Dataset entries
=====
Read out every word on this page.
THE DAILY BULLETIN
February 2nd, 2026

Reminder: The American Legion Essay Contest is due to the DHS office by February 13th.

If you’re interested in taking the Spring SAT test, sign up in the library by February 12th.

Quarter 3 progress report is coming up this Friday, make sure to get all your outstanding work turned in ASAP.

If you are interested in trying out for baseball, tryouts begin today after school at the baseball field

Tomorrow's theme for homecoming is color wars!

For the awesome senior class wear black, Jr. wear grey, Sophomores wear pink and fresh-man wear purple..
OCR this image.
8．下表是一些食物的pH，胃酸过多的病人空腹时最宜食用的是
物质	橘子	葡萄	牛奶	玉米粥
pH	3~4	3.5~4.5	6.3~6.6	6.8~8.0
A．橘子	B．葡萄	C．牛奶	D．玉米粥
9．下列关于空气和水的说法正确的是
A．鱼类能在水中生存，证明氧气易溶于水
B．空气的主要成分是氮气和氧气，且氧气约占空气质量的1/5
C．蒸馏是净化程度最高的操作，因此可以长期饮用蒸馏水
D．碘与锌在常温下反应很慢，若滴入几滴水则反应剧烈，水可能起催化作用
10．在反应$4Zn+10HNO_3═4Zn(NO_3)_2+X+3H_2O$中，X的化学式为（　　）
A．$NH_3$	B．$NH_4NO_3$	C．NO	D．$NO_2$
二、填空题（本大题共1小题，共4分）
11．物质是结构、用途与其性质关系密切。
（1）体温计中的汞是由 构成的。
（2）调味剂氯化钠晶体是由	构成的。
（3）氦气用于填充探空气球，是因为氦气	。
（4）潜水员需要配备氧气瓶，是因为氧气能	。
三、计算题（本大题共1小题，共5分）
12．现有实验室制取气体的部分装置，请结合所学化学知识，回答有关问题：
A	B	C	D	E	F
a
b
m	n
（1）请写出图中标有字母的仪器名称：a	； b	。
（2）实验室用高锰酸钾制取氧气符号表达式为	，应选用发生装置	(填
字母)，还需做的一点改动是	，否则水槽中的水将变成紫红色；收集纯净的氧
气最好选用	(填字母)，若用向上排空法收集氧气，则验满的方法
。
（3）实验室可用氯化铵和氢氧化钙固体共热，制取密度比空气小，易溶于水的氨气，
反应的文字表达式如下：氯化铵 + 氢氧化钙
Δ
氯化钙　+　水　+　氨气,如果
=====
> **What is required**
Go over the data above and copy every line that has the word "interested" in it.

> **Answer to this problem**
If you’re interested in taking the Spring SAT test, sign up in the library by February 12th.
If you are interested in trying out for baseball, tryouts begin today after school at the baseball field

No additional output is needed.